Task statement
Copy each line that holds "升入本科或高职院校继续学习".
## START
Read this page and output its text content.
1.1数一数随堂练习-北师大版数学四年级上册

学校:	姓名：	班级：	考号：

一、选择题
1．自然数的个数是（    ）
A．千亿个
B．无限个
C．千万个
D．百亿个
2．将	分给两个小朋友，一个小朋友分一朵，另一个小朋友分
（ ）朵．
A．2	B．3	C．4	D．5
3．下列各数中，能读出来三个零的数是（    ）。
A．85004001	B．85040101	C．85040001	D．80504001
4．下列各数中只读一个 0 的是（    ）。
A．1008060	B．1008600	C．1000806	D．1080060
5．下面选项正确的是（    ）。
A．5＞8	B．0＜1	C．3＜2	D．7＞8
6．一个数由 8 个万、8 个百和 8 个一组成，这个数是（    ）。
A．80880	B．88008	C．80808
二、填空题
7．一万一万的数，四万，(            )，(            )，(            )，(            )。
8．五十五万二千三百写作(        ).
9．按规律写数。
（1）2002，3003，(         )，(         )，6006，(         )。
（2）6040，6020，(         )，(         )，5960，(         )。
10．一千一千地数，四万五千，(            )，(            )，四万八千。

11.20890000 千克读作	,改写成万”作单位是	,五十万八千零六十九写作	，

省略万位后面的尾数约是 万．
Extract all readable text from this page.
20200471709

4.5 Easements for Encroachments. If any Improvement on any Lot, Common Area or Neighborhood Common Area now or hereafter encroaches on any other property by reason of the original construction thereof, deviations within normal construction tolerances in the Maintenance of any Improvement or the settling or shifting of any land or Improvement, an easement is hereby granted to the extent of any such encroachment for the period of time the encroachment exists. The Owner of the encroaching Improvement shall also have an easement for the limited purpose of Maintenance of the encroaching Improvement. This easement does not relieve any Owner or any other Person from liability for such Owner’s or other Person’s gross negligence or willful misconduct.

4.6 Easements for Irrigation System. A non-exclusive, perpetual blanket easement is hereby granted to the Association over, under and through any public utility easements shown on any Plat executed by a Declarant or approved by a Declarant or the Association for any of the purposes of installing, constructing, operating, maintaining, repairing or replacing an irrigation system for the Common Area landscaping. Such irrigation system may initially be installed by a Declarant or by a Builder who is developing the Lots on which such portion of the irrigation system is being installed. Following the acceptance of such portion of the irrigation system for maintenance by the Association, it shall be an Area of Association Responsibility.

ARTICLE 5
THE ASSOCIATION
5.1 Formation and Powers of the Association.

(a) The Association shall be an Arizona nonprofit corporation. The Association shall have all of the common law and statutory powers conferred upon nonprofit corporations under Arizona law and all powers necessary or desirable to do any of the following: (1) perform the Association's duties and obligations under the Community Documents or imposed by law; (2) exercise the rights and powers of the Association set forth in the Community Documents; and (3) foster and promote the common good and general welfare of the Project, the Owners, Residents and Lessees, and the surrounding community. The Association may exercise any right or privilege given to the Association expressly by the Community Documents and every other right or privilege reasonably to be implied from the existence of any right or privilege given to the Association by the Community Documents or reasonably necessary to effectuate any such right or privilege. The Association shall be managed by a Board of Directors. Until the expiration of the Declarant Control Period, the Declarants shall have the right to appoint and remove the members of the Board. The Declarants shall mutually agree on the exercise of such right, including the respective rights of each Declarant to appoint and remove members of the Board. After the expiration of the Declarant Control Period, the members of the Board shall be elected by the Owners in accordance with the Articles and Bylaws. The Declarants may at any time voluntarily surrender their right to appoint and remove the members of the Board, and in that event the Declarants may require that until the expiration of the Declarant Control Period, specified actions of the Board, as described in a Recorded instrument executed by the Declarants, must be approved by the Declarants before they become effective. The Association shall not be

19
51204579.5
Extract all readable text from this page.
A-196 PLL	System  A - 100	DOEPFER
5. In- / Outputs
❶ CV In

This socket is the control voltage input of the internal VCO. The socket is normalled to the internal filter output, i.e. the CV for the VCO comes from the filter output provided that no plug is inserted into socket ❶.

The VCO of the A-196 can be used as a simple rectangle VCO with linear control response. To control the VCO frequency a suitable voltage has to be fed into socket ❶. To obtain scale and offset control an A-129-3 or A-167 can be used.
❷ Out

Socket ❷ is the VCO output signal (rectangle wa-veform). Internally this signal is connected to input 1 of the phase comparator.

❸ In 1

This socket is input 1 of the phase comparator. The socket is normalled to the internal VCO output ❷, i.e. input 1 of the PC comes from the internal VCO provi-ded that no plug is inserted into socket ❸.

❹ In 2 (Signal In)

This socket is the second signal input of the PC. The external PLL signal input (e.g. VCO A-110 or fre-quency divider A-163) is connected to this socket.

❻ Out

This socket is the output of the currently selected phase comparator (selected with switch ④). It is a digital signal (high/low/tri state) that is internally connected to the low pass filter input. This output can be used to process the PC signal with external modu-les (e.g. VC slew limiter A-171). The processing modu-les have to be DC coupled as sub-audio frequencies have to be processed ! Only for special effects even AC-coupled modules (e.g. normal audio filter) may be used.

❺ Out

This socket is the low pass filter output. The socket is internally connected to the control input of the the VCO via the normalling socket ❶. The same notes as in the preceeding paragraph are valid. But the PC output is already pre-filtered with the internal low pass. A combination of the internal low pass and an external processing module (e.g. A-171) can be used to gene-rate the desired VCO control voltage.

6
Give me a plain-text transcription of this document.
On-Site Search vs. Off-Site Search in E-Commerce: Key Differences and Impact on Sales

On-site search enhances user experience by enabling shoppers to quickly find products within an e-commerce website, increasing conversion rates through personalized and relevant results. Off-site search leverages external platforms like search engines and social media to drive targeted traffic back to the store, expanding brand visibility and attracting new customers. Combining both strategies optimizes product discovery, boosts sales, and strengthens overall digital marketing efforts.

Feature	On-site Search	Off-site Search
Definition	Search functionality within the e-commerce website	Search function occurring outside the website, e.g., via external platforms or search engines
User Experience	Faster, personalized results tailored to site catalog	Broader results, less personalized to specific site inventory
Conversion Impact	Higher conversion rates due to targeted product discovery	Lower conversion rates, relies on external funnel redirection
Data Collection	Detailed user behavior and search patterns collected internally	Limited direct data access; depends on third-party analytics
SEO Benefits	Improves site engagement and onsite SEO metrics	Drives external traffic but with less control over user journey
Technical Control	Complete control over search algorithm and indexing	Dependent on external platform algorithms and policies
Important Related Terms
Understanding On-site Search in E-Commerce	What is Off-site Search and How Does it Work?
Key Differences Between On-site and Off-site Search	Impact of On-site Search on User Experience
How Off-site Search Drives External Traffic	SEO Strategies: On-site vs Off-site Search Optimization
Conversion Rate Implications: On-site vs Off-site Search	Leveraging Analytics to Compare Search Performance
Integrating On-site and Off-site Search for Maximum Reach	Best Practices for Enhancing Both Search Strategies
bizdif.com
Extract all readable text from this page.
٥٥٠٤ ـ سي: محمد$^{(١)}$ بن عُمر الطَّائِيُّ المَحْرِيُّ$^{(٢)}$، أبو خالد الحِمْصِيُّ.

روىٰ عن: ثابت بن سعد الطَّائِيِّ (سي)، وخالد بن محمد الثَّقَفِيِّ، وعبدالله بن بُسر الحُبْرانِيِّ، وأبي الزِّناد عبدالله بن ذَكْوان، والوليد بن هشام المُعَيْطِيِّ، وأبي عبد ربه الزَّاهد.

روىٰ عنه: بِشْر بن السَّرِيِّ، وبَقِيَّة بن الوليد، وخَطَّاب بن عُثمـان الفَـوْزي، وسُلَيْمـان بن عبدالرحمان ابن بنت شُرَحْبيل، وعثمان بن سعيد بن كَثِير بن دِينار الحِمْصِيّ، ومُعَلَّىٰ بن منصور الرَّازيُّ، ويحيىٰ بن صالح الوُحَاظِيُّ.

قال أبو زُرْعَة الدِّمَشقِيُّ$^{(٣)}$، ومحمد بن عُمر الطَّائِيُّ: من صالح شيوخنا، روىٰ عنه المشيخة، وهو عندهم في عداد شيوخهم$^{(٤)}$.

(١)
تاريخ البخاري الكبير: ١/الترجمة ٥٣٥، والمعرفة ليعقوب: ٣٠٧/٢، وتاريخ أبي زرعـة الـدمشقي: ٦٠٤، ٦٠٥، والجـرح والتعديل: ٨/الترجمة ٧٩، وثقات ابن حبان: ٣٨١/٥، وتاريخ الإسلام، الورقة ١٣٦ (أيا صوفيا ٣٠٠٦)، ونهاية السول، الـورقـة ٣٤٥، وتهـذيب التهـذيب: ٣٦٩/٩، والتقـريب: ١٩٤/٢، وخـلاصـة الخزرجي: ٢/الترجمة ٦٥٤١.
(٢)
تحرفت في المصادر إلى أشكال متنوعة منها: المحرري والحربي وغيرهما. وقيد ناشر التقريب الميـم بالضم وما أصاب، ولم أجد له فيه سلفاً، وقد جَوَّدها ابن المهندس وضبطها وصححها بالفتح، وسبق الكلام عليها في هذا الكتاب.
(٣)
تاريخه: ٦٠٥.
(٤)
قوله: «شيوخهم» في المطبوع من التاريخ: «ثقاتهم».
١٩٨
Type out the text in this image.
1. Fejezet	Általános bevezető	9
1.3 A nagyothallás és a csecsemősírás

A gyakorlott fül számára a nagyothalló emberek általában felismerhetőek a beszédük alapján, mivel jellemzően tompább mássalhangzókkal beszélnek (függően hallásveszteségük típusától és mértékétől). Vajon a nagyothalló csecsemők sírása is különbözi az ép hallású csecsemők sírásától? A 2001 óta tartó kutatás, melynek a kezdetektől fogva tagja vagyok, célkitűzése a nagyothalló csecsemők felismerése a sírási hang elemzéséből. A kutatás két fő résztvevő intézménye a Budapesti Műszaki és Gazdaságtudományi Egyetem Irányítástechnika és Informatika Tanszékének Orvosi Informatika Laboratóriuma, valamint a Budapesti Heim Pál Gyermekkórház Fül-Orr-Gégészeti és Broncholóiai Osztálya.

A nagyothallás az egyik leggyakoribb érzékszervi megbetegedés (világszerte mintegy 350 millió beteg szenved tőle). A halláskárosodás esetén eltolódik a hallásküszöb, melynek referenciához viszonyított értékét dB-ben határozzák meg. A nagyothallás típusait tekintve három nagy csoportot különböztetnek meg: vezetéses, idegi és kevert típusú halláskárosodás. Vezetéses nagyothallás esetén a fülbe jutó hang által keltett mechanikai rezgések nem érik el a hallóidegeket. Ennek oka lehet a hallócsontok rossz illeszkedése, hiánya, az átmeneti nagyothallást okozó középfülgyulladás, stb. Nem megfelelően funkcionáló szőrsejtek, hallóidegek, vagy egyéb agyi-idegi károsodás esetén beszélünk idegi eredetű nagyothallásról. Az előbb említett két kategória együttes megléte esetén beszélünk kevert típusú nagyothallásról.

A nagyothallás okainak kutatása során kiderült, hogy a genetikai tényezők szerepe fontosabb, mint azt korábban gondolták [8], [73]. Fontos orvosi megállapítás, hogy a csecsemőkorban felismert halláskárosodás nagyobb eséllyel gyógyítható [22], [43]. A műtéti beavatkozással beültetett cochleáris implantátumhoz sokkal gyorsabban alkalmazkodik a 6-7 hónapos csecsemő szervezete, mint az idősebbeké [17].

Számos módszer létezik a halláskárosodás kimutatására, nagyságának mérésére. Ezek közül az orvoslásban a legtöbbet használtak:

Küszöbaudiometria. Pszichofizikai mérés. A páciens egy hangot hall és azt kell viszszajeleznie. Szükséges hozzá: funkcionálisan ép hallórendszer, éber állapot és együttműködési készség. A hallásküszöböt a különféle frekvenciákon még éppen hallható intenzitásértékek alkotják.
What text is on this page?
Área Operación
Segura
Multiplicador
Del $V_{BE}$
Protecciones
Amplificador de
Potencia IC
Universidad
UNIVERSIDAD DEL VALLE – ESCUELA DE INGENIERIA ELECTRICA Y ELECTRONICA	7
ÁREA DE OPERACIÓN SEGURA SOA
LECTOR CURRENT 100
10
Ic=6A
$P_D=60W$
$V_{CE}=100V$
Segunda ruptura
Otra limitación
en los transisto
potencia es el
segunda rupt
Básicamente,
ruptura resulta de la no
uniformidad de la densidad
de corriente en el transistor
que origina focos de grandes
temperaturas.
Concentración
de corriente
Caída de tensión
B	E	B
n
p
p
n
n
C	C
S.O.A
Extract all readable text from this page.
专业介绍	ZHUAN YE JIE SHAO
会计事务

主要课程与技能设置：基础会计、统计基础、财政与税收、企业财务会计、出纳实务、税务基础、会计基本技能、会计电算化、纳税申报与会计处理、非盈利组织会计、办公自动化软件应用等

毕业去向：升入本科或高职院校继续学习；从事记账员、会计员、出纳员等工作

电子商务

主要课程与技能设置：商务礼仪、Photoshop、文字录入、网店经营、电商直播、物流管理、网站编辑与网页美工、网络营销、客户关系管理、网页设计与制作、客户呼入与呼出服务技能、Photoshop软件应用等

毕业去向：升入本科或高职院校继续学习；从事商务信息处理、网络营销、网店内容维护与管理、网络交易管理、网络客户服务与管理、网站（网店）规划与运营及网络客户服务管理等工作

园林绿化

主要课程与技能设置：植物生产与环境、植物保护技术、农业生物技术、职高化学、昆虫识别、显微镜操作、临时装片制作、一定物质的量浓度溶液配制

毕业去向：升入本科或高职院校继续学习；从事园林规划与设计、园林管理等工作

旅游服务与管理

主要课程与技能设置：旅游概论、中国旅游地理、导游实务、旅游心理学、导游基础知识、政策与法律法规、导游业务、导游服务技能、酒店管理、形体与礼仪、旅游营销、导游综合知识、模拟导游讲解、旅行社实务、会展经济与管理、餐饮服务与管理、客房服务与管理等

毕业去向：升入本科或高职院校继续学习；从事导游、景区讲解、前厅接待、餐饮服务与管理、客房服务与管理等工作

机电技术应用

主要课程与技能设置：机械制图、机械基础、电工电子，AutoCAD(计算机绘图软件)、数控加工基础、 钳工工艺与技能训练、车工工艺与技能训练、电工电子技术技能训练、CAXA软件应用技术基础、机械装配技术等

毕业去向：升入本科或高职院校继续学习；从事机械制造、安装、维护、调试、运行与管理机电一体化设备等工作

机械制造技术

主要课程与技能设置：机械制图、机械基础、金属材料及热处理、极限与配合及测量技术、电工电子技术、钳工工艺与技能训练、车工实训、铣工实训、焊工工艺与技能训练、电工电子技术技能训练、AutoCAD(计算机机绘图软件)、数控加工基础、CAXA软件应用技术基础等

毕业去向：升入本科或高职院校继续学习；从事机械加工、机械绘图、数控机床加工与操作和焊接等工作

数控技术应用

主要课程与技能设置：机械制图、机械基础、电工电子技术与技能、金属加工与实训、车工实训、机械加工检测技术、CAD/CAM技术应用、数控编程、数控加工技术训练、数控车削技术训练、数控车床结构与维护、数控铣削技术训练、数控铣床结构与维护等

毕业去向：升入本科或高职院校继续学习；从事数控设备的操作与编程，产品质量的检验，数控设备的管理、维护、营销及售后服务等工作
## END
Worked solution
毕业去向：升入本科或高职院校继续学习；从事记账员、会计员、出纳员等工作
毕业去向：升入本科或高职院校继续学习；从事商务信息处理、网络营销、网店内容维护与管理、网络交易管理、网络客户服务与管理、网站（网店）规划与运营及网络客户服务管理等工作
毕业去向：升入本科或高职院校继续学习；从事园林规划与设计、园林管理等工作
毕业去向：升入本科或高职院校继续学习；从事导游、景区讲解、前厅接待、餐饮服务与管理、客房服务与管理等工作
毕业去向：升入本科或高职院校继续学习；从事机械制造、安装、维护、调试、运行与管理机电一体化设备等工作
毕业去向：升入本科或高职院校继续学习；从事机械加工、机械绘图、数控机床加工与操作和焊接等工作
毕业去向：升入本科或高职院校继续学习；从事数控设备的操作与编程，产品质量的检验，数控设备的管理、维护、营销及售后服务等工作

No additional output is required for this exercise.